>> START DATA ROWS

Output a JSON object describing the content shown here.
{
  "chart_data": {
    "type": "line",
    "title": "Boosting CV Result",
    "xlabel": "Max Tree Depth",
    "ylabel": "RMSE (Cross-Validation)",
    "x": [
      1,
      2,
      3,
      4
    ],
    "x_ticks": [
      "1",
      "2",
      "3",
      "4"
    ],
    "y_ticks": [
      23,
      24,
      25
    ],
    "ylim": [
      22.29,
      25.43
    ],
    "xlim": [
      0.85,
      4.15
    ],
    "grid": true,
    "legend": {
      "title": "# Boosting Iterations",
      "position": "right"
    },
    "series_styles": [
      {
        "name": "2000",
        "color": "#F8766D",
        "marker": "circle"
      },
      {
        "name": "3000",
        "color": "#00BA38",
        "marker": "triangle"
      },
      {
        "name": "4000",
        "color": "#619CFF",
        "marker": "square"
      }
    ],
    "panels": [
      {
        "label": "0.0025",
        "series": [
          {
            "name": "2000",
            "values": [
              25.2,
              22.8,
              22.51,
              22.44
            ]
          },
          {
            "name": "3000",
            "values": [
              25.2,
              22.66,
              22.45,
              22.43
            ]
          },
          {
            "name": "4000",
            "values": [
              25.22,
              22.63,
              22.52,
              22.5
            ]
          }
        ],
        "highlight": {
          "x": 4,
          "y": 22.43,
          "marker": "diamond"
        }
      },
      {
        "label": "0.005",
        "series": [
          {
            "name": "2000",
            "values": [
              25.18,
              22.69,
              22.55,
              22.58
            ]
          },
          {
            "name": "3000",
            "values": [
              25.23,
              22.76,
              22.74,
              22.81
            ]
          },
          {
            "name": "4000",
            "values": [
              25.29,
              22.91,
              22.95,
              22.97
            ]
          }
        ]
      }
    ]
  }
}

>> END DATA ROWS

DIRECTIVE:
Work out how many lines of the listing above include "Boosting". Answer with the number and nothing more.

CORRECT OUTPUT:
2